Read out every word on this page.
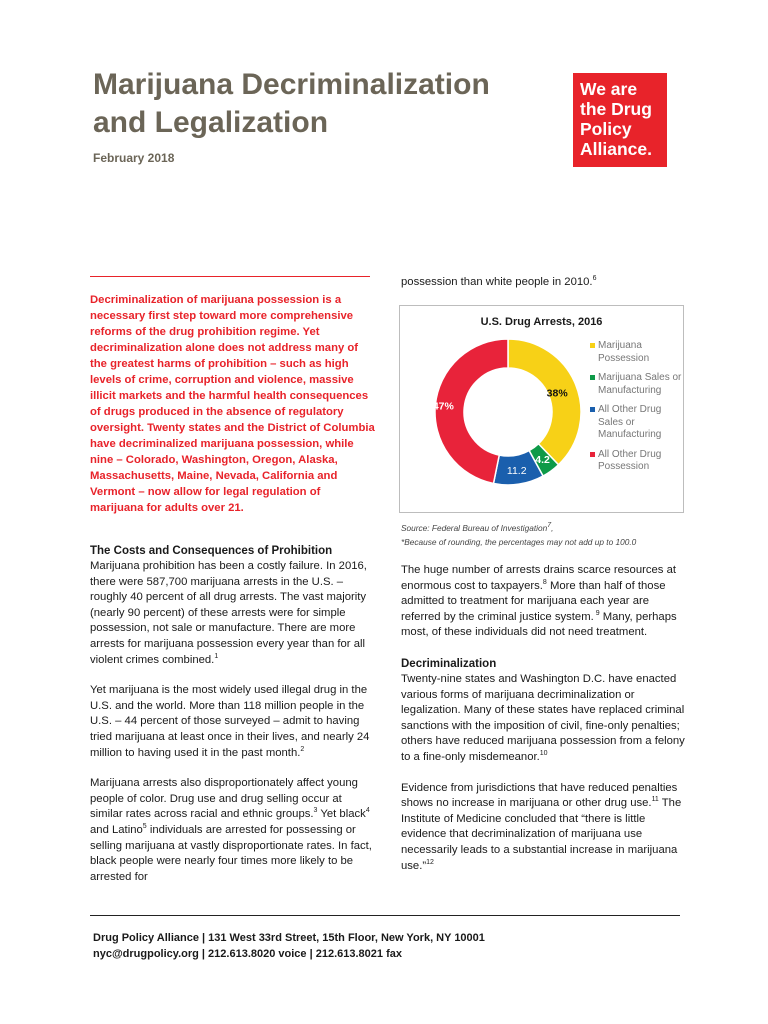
Marijuana Decriminalization and Legalization
February 2018
We are
the Drug
Policy
Alliance.
Decriminalization of marijuana possession is a necessary first step toward more comprehensive reforms of the drug prohibition regime. Yet decriminalization alone does not address many of the greatest harms of prohibition – such as high levels of crime, corruption and violence, massive illicit markets and the harmful health consequences of drugs produced in the absence of regulatory oversight. Twenty states and the District of Columbia have decriminalized marijuana possession, while nine – Colorado, Washington, Oregon, Alaska, Massachusetts, Maine, Nevada, California and Vermont – now allow for legal regulation of marijuana for adults over 21.
The Costs and Consequences of Prohibition

Marijuana prohibition has been a costly failure. In 2016, there were 587,700 marijuana arrests in the U.S. – roughly 40 percent of all drug arrests. The vast majority (nearly 90 percent) of these arrests were for simple possession, not sale or manufacture. There are more arrests for marijuana possession every year than for all violent crimes combined.$^1$

Yet marijuana is the most widely used illegal drug in the U.S. and the world. More than 118 million people in the U.S. – 44 percent of those surveyed – admit to having tried marijuana at least once in their lives, and nearly 24 million to having used it in the past month.$^2$

Marijuana arrests also disproportionately affect young people of color. Drug use and drug selling occur at similar rates across racial and ethnic groups.$^3$ Yet black$^4$ and Latino$^5$ individuals are arrested for possessing or selling marijuana at vastly disproportionate rates. In fact, black people were nearly four times more likely to be arrested for

possession than white people in 2010.$^6$

U.S. Drug Arrests, 2016
38%
4.2
11.2
47%
Marijuana Possession
Marijuana Sales or Manufacturing
All Other Drug Sales or Manufacturing
All Other Drug Possession
Source: Federal Bureau of Investigation$^7$,
*Because of rounding, the percentages may not add up to 100.0

The huge number of arrests drains scarce resources at enormous cost to taxpayers.$^8$ More than half of those admitted to treatment for marijuana each year are referred by the criminal justice system. $^9$ Many, perhaps most, of these individuals did not need treatment.

Decriminalization

Twenty-nine states and Washington D.C. have enacted various forms of marijuana decriminalization or legalization. Many of these states have replaced criminal sanctions with the imposition of civil, fine-only penalties; others have reduced marijuana possession from a felony to a fine-only misdemeanor.$^{10}$

Evidence from jurisdictions that have reduced penalties shows no increase in marijuana or other drug use.$^{11}$ The Institute of Medicine concluded that “there is little evidence that decriminalization of marijuana use necessarily leads to a substantial increase in marijuana use.”$^{12}$

Drug Policy Alliance | 131 West 33rd Street, 15th Floor, New York, NY 10001
nyc@drugpolicy.org | 212.613.8020 voice | 212.613.8021 fax
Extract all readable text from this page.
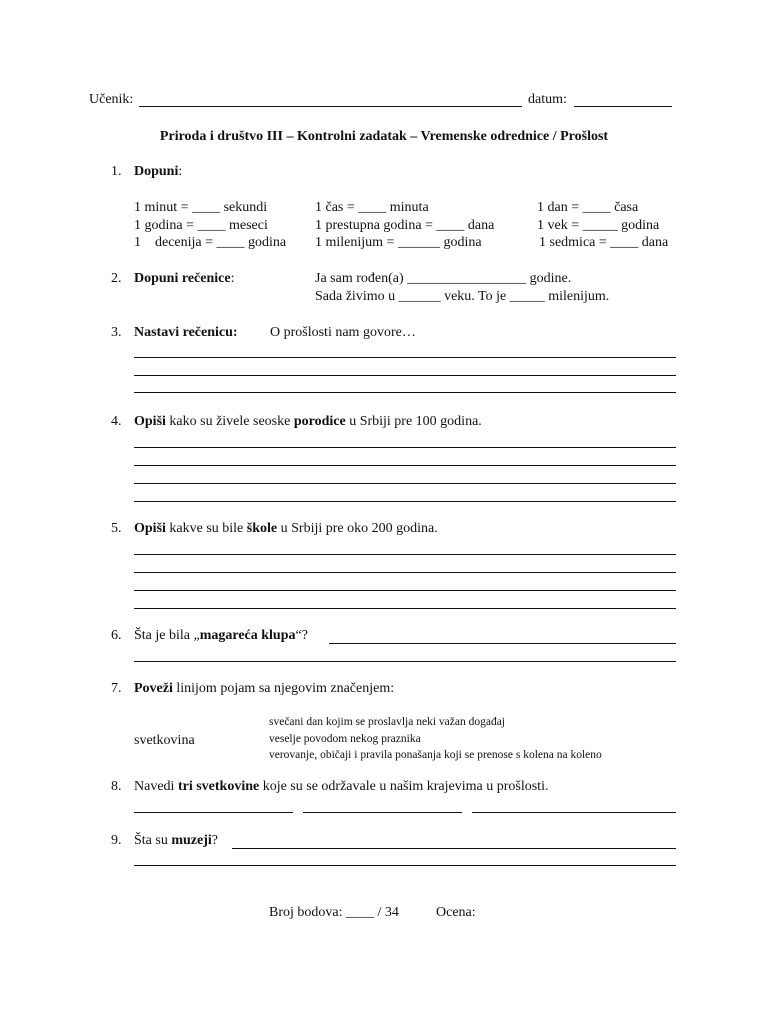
Učenik:	datum:
Priroda i društvo III – Kontrolni zadatak – Vremenske odrednice / Prošlost
1. Dopuni:
1 minut = ____ sekundi	1 čas = ____ minuta	1 dan = ____ časa
1 godina = ____ meseci	1 prestupna godina = ____ dana	1 vek = _____ godina
1    decenija = ____ godina 1 milenijum = ______ godina	1 sedmica = ____ dana
2. Dopuni rečenice:	Ja sam rođen(a) _________________ godine.
Sada živimo u ______ veku. To je _____ milenijum.
3. Nastavi rečenicu: O prošlosti nam govore…
4. Opiši kako su živele seoske porodice u Srbiji pre 100 godina.
5. Opiši kakve su bile škole u Srbiji pre oko 200 godina.
6. Šta je bila „magareća klupa“?
7. Poveži linijom pojam sa njegovim značenjem:
svetkovina
svečani dan kojim se proslavlja neki važan događaj
veselje povodom nekog praznika
verovanje, običaji i pravila ponašanja koji se prenose s kolena na koleno
8. Navedi tri svetkovine koje su se održavale u našim krajevima u prošlosti.
9. Šta su muzeji?
Broj bodova: ____ / 34	Ocena:
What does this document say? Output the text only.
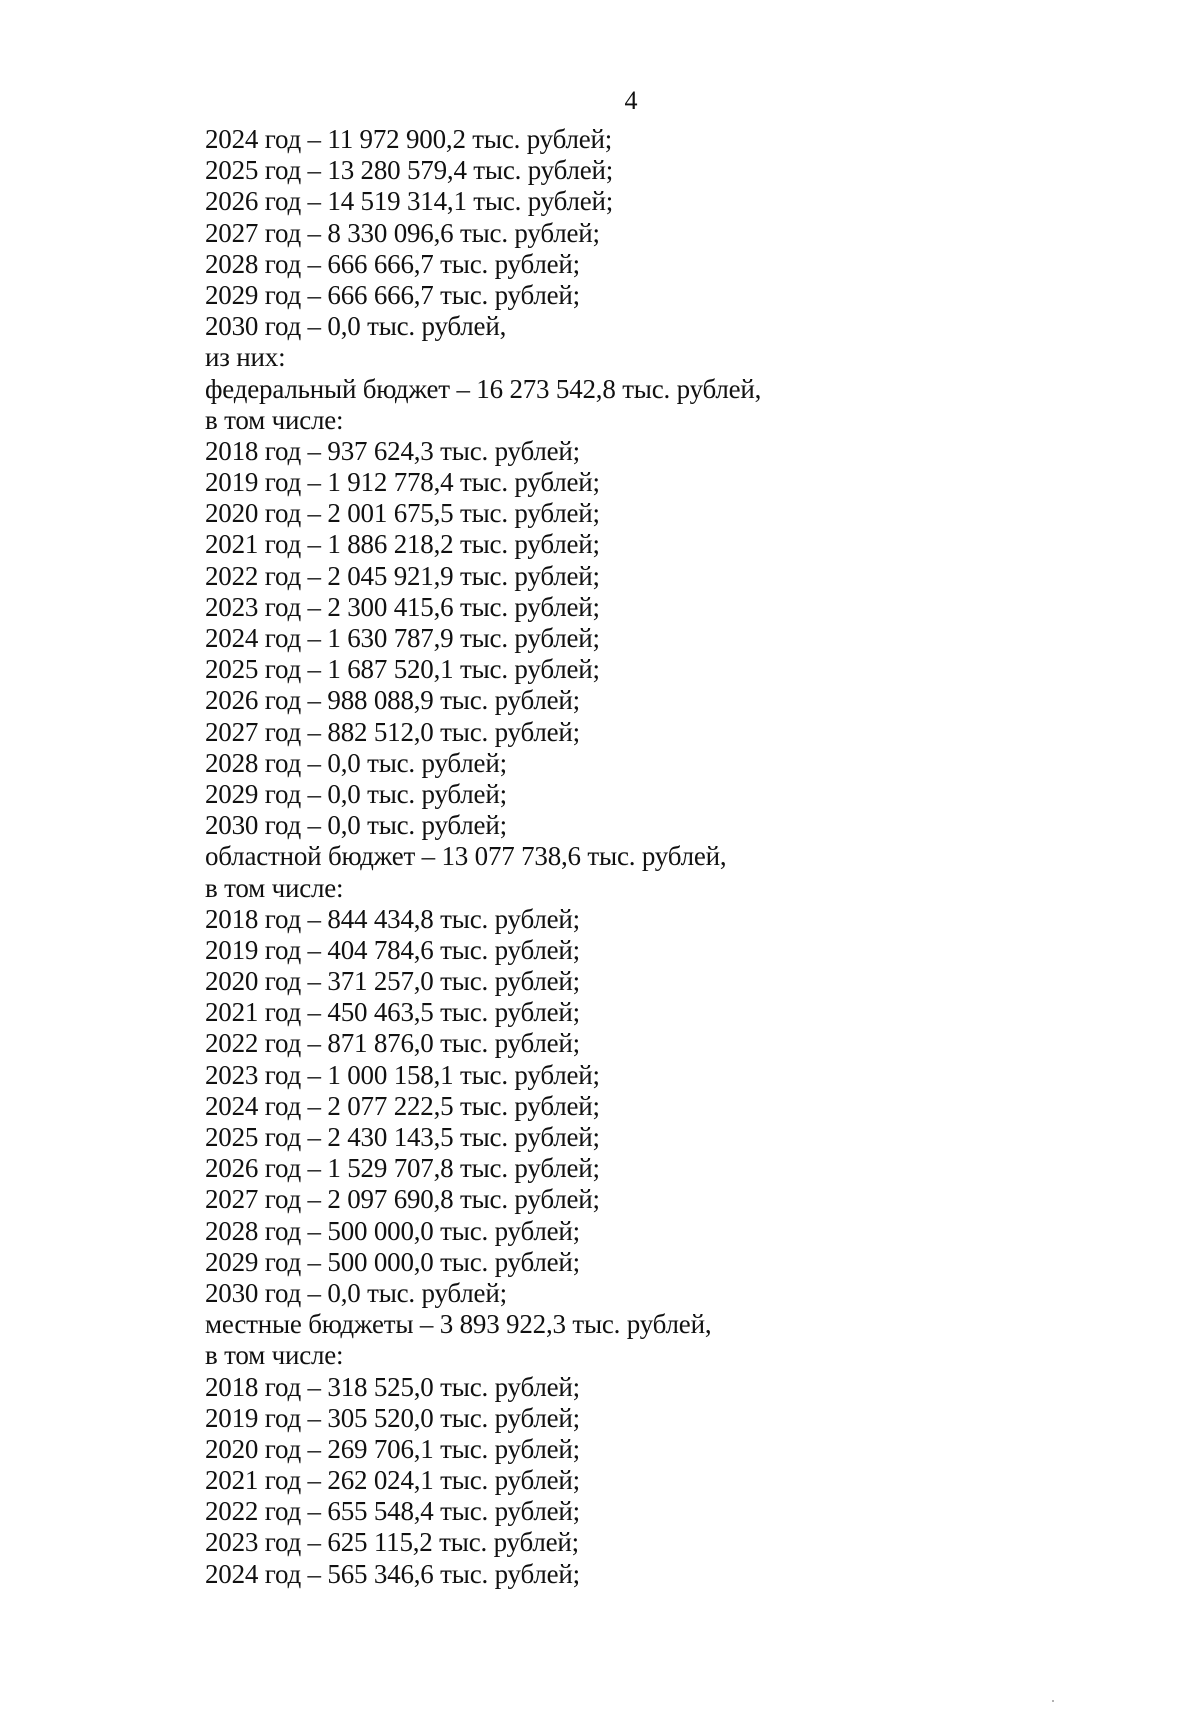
4
2024 год – 11 972 900,2 тыс. рублей;
2025 год – 13 280 579,4 тыс. рублей;
2026 год – 14 519 314,1 тыс. рублей;
2027 год – 8 330 096,6 тыс. рублей;
2028 год – 666 666,7 тыс. рублей;
2029 год – 666 666,7 тыс. рублей;
2030 год – 0,0 тыс. рублей,
из них:
федеральный бюджет – 16 273 542,8 тыс. рублей,
в том числе:
2018 год – 937 624,3 тыс. рублей;
2019 год – 1 912 778,4 тыс. рублей;
2020 год – 2 001 675,5 тыс. рублей;
2021 год – 1 886 218,2 тыс. рублей;
2022 год – 2 045 921,9 тыс. рублей;
2023 год – 2 300 415,6 тыс. рублей;
2024 год – 1 630 787,9 тыс. рублей;
2025 год – 1 687 520,1 тыс. рублей;
2026 год – 988 088,9 тыс. рублей;
2027 год – 882 512,0 тыс. рублей;
2028 год – 0,0 тыс. рублей;
2029 год – 0,0 тыс. рублей;
2030 год – 0,0 тыс. рублей;
областной бюджет – 13 077 738,6 тыс. рублей,
в том числе:
2018 год – 844 434,8 тыс. рублей;
2019 год – 404 784,6 тыс. рублей;
2020 год – 371 257,0 тыс. рублей;
2021 год – 450 463,5 тыс. рублей;
2022 год – 871 876,0 тыс. рублей;
2023 год – 1 000 158,1 тыс. рублей;
2024 год – 2 077 222,5 тыс. рублей;
2025 год – 2 430 143,5 тыс. рублей;
2026 год – 1 529 707,8 тыс. рублей;
2027 год – 2 097 690,8 тыс. рублей;
2028 год – 500 000,0 тыс. рублей;
2029 год – 500 000,0 тыс. рублей;
2030 год – 0,0 тыс. рублей;
местные бюджеты – 3 893 922,3 тыс. рублей,
в том числе:
2018 год – 318 525,0 тыс. рублей;
2019 год – 305 520,0 тыс. рублей;
2020 год – 269 706,1 тыс. рублей;
2021 год – 262 024,1 тыс. рублей;
2022 год – 655 548,4 тыс. рублей;
2023 год – 625 115,2 тыс. рублей;
2024 год – 565 346,6 тыс. рублей;
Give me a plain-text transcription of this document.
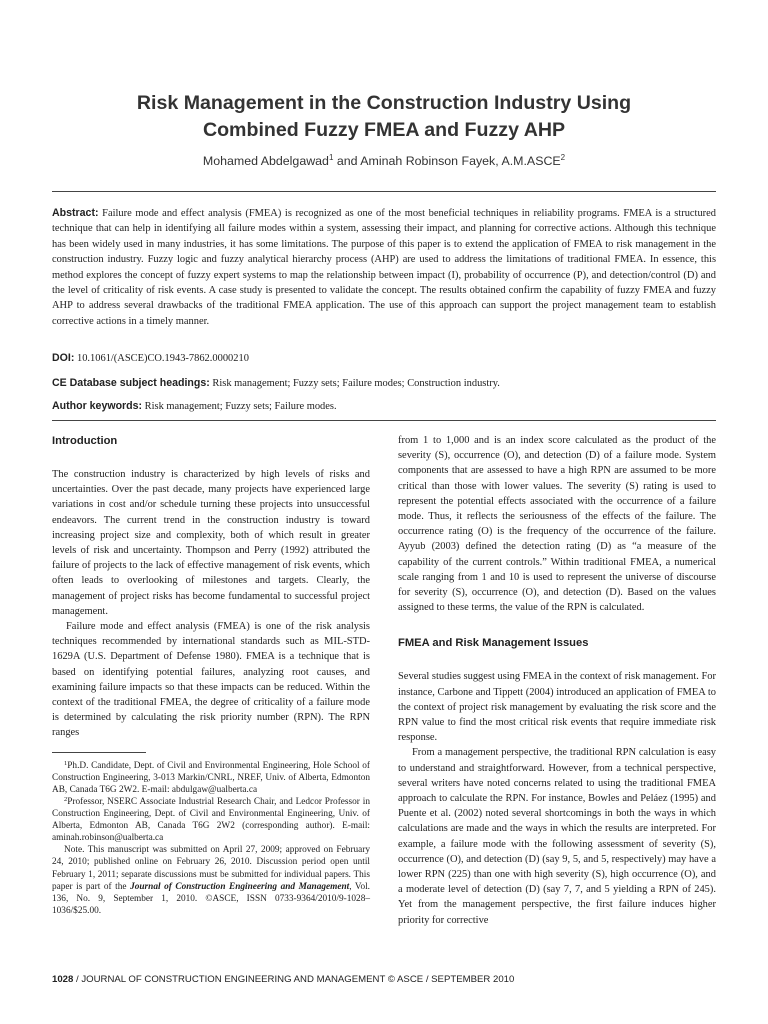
Risk Management in the Construction Industry Using
Combined Fuzzy FMEA and Fuzzy AHP

Mohamed Abdelgawad$^1$ and Aminah Robinson Fayek, A.M.ASCE$^2$

Abstract: Failure mode and effect analysis (FMEA) is recognized as one of the most beneficial techniques in reliability programs. FMEA is a structured technique that can help in identifying all failure modes within a system, assessing their impact, and planning for corrective actions. Although this technique has been widely used in many industries, it has some limitations. The purpose of this paper is to extend the application of FMEA to risk management in the construction industry. Fuzzy logic and fuzzy analytical hierarchy process (AHP) are used to address the limitations of traditional FMEA. In essence, this method explores the concept of fuzzy expert systems to map the relationship between impact (I), probability of occurrence (P), and detection/control (D) and the level of criticality of risk events. A case study is presented to validate the concept. The results obtained confirm the capability of fuzzy FMEA and fuzzy AHP to address several drawbacks of the traditional FMEA application. The use of this approach can support the project management team to establish corrective actions in a timely manner.

DOI: 10.1061/(ASCE)CO.1943-7862.0000210

CE Database subject headings: Risk management; Fuzzy sets; Failure modes; Construction industry.

Author keywords: Risk management; Fuzzy sets; Failure modes.

Introduction

The construction industry is characterized by high levels of risks and uncertainties. Over the past decade, many projects have experienced large variations in cost and/or schedule turning these projects into unsuccessful endeavors. The current trend in the construction industry is toward increasing project size and complexity, both of which result in greater levels of risk and uncertainty. Thompson and Perry (1992) attributed the failure of projects to the lack of effective management of risk events, which often leads to overlooking of milestones and targets. Clearly, the management of project risks has become fundamental to successful project management.

Failure mode and effect analysis (FMEA) is one of the risk analysis techniques recommended by international standards such as MIL-STD-1629A (U.S. Department of Defense 1980). FMEA is a technique that is based on identifying potential failures, analyzing root causes, and examining failure impacts so that these impacts can be reduced. Within the context of the traditional FMEA, the degree of criticality of a failure mode is determined by calculating the risk priority number (RPN). The RPN ranges

$^1$Ph.D. Candidate, Dept. of Civil and Environmental Engineering, Hole School of Construction Engineering, 3-013 Markin/CNRL, NREF, Univ. of Alberta, Edmonton AB, Canada T6G 2W2. E-mail: abdulgaw@ualberta.ca

$^2$Professor, NSERC Associate Industrial Research Chair, and Ledcor Professor in Construction Engineering, Dept. of Civil and Environmental Engineering, Univ. of Alberta, Edmonton AB, Canada T6G 2W2 (corresponding author). E-mail: aminah.robinson@ualberta.ca

Note. This manuscript was submitted on April 27, 2009; approved on February 24, 2010; published online on February 26, 2010. Discussion period open until February 1, 2011; separate discussions must be submitted for individual papers. This paper is part of the Journal of Construction Engineering and Management, Vol. 136, No. 9, September 1, 2010. ©ASCE, ISSN 0733-9364/2010/9-1028–1036/$25.00.

from 1 to 1,000 and is an index score calculated as the product of the severity (S), occurrence (O), and detection (D) of a failure mode. System components that are assessed to have a high RPN are assumed to be more critical than those with lower values. The severity (S) rating is used to represent the potential effects associated with the occurrence of a failure mode. Thus, it reflects the seriousness of the effects of the failure. The occurrence rating (O) is the frequency of the occurrence of the failure. Ayyub (2003) defined the detection rating (D) as “a measure of the capability of the current controls.” Within traditional FMEA, a numerical scale ranging from 1 and 10 is used to represent the universe of discourse for severity (S), occurrence (O), and detection (D). Based on the values assigned to these terms, the value of the RPN is calculated.

FMEA and Risk Management Issues

Several studies suggest using FMEA in the context of risk management. For instance, Carbone and Tippett (2004) introduced an application of FMEA to the context of project risk management by evaluating the risk score and the RPN value to find the most critical risk events that require immediate risk response.

From a management perspective, the traditional RPN calculation is easy to understand and straightforward. However, from a technical perspective, several writers have noted concerns related to using the traditional FMEA approach to calculate the RPN. For instance, Bowles and Peláez (1995) and Puente et al. (2002) noted several shortcomings in both the ways in which calculations are made and the ways in which the results are interpreted. For example, a failure mode with the following assessment of severity (S), occurrence (O), and detection (D) (say 9, 5, and 5, respectively) may have a lower RPN (225) than one with high severity (S), high occurrence (O), and a moderate level of detection (D) (say 7, 7, and 5 yielding a RPN of 245). Yet from the management perspective, the first failure induces higher priority for corrective

1028 / JOURNAL OF CONSTRUCTION ENGINEERING AND MANAGEMENT © ASCE / SEPTEMBER 2010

:::

* [SET EXERCISE]: Using the listing above, pull out all lines that hold the word "Opiši".

* [FINAL RESULT]:
4. Opiši kako su živele seoske porodice u Srbiji pre 100 godina.
5. Opiši kakve su bile škole u Srbiji pre oko 200 godina.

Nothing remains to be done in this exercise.